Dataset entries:
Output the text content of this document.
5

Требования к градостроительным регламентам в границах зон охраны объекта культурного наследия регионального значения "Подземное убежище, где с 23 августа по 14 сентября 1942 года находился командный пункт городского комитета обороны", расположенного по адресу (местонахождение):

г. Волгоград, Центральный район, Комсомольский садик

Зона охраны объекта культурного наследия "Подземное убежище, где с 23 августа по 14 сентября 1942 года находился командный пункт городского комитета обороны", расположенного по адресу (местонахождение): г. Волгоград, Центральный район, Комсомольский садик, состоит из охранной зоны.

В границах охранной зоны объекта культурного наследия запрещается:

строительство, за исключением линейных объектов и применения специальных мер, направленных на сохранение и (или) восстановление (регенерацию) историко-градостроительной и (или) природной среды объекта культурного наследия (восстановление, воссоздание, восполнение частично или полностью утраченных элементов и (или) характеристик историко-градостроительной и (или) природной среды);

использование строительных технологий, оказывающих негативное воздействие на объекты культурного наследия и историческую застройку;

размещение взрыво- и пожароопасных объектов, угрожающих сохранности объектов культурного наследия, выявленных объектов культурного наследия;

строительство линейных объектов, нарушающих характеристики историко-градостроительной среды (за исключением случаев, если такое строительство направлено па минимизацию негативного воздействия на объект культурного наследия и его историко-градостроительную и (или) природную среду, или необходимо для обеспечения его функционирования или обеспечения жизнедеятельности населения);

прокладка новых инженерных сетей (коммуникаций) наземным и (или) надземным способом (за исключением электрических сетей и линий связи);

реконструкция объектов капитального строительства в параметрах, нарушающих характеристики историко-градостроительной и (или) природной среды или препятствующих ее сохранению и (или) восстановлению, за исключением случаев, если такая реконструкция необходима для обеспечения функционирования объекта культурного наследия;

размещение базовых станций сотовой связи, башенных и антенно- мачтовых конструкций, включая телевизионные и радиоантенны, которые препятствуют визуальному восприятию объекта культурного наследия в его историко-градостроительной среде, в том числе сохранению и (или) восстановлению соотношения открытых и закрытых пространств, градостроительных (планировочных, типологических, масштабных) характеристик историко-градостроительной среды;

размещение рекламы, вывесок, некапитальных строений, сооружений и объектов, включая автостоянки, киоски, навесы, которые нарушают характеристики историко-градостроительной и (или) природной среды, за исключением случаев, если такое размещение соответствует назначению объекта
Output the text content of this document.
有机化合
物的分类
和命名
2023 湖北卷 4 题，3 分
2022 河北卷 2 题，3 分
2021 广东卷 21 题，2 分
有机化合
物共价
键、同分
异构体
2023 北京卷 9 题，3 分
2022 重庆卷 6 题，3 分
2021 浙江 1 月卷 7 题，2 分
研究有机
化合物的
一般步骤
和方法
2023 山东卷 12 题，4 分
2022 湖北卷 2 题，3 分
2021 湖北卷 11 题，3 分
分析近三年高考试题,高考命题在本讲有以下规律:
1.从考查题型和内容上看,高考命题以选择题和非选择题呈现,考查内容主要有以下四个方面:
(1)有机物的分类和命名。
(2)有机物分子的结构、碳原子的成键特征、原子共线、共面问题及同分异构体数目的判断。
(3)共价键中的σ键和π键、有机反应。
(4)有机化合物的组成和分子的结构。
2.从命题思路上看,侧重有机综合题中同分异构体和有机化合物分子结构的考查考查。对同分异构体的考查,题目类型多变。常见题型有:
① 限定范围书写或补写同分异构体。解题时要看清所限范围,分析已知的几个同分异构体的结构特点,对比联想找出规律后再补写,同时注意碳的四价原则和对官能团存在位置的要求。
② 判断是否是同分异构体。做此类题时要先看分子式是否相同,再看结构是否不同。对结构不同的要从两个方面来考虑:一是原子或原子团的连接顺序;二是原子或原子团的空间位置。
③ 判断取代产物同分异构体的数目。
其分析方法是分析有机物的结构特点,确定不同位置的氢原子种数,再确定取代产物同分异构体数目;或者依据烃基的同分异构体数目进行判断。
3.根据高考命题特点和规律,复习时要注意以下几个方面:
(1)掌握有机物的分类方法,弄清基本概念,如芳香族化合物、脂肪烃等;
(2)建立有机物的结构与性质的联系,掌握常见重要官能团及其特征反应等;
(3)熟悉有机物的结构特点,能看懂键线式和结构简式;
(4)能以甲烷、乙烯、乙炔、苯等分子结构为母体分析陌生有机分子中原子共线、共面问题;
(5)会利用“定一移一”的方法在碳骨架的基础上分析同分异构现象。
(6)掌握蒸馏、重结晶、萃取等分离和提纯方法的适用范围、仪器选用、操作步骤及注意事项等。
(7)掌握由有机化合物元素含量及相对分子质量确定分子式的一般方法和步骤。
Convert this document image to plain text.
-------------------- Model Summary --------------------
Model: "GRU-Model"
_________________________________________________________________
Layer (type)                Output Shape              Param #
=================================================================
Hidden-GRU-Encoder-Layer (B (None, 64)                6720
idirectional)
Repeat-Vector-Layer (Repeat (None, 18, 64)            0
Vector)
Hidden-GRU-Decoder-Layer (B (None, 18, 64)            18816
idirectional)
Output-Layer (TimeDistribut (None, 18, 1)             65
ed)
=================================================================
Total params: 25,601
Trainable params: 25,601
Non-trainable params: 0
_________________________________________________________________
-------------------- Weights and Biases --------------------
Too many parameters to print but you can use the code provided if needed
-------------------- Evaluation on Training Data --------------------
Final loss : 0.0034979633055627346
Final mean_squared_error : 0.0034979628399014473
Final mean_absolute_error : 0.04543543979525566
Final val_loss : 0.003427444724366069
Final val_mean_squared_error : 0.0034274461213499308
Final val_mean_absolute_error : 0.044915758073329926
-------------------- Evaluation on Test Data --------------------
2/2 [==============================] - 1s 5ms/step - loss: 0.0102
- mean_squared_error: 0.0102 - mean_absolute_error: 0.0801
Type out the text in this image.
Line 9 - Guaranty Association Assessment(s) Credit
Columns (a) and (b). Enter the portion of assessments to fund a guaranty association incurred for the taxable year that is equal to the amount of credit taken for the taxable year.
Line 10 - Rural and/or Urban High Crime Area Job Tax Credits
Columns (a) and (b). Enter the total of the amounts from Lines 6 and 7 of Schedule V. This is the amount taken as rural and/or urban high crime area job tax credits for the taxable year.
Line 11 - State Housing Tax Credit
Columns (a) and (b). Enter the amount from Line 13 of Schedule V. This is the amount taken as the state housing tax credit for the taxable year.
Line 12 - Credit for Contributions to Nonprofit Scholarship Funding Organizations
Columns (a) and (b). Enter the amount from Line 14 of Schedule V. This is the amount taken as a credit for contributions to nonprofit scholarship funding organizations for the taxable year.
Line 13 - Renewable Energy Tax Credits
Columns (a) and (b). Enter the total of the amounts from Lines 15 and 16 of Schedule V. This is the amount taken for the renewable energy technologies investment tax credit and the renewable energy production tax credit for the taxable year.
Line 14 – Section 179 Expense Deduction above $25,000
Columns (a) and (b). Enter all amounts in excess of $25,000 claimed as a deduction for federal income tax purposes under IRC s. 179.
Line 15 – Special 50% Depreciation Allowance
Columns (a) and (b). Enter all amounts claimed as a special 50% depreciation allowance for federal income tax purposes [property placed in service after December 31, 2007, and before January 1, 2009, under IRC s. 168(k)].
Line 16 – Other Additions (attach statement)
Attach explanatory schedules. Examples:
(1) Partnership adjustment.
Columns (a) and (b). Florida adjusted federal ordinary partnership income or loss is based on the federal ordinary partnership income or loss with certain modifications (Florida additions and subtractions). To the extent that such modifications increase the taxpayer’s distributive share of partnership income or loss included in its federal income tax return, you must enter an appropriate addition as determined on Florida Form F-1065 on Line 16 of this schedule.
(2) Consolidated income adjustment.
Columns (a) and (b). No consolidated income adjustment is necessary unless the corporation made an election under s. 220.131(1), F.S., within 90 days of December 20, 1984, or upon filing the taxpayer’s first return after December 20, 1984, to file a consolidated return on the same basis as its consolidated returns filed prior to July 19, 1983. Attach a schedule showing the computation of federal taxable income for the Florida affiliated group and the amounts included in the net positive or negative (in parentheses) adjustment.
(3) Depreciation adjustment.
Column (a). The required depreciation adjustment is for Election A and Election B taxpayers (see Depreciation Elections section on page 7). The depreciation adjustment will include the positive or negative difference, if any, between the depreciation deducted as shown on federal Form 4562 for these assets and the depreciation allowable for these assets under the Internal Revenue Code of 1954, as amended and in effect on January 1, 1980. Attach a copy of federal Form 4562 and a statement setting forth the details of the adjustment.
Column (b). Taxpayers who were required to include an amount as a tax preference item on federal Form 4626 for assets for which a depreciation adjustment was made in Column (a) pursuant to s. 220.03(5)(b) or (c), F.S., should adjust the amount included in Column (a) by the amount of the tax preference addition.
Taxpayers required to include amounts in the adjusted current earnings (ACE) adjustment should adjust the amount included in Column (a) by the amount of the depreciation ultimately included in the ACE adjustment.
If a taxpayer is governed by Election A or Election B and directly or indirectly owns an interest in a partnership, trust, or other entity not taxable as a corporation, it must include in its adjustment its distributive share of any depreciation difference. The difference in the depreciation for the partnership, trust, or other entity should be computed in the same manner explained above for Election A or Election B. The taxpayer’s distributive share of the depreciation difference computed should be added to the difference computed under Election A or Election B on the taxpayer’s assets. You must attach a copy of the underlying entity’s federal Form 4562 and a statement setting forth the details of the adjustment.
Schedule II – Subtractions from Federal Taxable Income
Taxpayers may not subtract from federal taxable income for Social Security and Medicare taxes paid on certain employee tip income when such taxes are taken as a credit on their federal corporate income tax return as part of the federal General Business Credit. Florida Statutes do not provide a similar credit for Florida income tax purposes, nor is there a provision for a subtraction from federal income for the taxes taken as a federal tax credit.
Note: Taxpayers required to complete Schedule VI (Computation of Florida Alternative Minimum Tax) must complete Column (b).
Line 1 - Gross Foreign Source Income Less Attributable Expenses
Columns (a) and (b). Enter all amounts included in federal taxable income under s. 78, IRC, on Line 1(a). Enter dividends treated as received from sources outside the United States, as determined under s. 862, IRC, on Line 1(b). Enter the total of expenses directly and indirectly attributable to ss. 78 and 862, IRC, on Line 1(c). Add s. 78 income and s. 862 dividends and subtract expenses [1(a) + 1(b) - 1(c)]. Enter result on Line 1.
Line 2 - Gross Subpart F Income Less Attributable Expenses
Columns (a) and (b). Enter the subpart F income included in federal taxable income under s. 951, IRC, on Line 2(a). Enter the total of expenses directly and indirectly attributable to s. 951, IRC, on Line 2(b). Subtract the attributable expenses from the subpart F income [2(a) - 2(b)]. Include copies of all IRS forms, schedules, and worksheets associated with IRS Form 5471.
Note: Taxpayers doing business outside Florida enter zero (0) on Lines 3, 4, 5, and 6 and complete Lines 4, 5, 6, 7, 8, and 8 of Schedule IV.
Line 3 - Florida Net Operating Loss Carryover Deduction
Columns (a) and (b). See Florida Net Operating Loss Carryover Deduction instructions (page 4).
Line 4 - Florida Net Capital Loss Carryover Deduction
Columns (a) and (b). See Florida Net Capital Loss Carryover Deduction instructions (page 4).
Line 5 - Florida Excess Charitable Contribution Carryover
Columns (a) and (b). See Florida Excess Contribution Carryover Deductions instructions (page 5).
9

Exercise brief → Only the number is needed here: how many lines of the records contain "комитета"?

Solution → 2